**Text passage**
Background Knowledge
Glioblastoma (GBM) is the most aggressive and heterogeneous malignant brain tumor in the central nervous system, with extremely poor prognosis and limited therapeutic options. While glutamine metabolism traditionally compensates for glucose deficiency in cancer cells, this research first reveals that GDH1-mediated glutaminolysis remains essential for GBM survival and tumorigenesis even under high-glucose conditions. The study focuses on the interplay between α-KG (a glutamine metabolite) and histone H3K27me3 modifications, highlighting KDM6A as an α-KG-dependent histone demethylase. Through gene silencing, overexpression, metabolite rescue experiments, and histone modification analysis, the team discovered that GDH1 enhances EGFR-AKT-mTOR signaling by reducing H3K27me3 levels via α-KG production, while also driving glycolytic reprogramming through KDM6A-dependent HK2 upregulation. These findings establish a groundbreaking framework for metabolic-epigenetic crosstalk in GBM and inform combinatorial therapeutic strategies targeting GDH1 or KDM6A.

 

 

Research Methods and Experiments
The researchers established GDH1-knockdown and GDH1-overexpression GBM cell lines to evaluate changes in proliferation, tumor formation, and glycolytic activity. RNA-seq identified GDH1-regulated signaling pathways, while ChIP and dual-luciferase assays confirmed histone modification dynamics at the PDPK1 promoter. Metabolite levels of α-KG and succinate were quantified using detection kits, and extracellular acidification rate (ECAR) measurements assessed glycolytic capacity via Seahorse XF analysis. In vivo, stable GBM cells expressing shNT, shGDH1, or KDM6A knockdown were intracranially injected into nude mice to monitor tumor growth and survival. The KDM6A inhibitor GSK-J4 was employed to evaluate its impact on GDH1-mediated pathway activation.

**Data to examine**
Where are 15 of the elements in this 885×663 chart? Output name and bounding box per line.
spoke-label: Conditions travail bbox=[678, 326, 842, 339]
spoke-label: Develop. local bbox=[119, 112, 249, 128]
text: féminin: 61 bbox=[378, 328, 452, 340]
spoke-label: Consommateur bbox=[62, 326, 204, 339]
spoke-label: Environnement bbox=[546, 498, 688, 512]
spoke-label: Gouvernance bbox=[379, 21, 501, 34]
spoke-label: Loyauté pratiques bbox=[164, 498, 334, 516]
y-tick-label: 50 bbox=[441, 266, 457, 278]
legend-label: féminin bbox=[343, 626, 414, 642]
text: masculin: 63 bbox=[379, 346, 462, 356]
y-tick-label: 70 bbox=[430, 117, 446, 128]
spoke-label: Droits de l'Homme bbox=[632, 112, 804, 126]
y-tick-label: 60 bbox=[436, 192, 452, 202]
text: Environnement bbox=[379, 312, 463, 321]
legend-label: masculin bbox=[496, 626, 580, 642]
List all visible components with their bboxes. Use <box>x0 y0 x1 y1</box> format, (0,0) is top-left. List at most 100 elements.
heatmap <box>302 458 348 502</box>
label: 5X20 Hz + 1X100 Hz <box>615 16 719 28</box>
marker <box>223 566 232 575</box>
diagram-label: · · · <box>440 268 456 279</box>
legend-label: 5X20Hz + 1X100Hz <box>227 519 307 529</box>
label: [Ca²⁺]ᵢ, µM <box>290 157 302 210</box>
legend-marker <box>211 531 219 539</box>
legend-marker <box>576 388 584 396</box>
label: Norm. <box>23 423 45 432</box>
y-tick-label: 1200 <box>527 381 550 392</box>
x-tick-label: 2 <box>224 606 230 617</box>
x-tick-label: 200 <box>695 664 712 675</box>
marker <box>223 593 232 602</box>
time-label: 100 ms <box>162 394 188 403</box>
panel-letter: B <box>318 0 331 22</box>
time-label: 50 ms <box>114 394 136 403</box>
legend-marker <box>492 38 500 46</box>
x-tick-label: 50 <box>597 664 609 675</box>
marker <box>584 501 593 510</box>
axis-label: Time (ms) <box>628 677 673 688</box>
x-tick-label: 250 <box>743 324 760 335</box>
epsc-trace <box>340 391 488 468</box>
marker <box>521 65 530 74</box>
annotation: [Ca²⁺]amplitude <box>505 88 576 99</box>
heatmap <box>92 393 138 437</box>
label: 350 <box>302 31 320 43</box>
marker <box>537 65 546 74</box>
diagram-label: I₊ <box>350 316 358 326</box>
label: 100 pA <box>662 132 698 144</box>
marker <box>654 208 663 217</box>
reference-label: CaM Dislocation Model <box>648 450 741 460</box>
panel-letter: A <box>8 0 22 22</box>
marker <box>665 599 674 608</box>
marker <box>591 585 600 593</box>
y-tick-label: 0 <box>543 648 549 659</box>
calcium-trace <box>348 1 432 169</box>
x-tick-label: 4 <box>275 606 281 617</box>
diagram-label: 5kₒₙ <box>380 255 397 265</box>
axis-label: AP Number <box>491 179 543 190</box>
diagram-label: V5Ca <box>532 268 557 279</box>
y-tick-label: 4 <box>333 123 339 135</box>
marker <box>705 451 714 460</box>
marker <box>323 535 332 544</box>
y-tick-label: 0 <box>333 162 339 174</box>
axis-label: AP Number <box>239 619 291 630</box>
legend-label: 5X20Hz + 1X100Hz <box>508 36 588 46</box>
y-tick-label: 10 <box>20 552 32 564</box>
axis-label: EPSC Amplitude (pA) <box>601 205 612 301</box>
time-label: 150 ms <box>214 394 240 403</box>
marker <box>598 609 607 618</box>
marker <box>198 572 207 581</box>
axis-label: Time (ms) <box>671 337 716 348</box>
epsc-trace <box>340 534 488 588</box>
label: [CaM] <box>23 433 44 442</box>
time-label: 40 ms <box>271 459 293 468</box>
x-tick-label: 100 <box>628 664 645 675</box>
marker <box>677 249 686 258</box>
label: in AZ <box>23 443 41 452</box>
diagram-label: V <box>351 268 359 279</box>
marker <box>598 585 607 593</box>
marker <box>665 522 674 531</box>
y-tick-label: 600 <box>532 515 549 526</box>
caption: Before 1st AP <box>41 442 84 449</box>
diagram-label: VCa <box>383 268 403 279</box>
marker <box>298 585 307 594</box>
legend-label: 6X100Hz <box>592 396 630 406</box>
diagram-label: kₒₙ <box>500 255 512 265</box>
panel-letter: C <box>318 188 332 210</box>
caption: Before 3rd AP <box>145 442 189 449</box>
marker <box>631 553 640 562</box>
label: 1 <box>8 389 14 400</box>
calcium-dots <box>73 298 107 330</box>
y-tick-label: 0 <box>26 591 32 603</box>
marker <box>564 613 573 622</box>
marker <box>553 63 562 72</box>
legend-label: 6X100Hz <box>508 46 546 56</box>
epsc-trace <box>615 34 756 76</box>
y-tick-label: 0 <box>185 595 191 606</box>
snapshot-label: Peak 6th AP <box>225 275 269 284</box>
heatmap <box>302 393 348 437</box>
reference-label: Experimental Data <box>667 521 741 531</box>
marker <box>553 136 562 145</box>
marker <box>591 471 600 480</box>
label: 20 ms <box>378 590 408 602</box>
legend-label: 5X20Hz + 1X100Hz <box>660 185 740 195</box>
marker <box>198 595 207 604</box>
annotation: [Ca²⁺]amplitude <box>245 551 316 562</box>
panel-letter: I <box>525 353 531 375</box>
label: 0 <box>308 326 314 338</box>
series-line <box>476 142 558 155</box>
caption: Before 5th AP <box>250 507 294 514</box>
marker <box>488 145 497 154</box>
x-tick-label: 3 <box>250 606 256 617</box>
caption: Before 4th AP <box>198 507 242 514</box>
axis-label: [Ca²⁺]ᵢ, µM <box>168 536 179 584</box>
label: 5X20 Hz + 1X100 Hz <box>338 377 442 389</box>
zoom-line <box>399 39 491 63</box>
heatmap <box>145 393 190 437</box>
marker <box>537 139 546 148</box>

**Work instruction**
Answer these about the glioblastoma text:
(a) Which enzyme does it name as an α-KG-dependent histone demethylase?
(b) Through what analysis was extracellular acidification rate measured?
(c) Into which animals were the stable GBM cells injected intracranially?

**Solution for this exercise**
(a) KDM6A
(b) Seahorse XF analysis
(c) Nude mice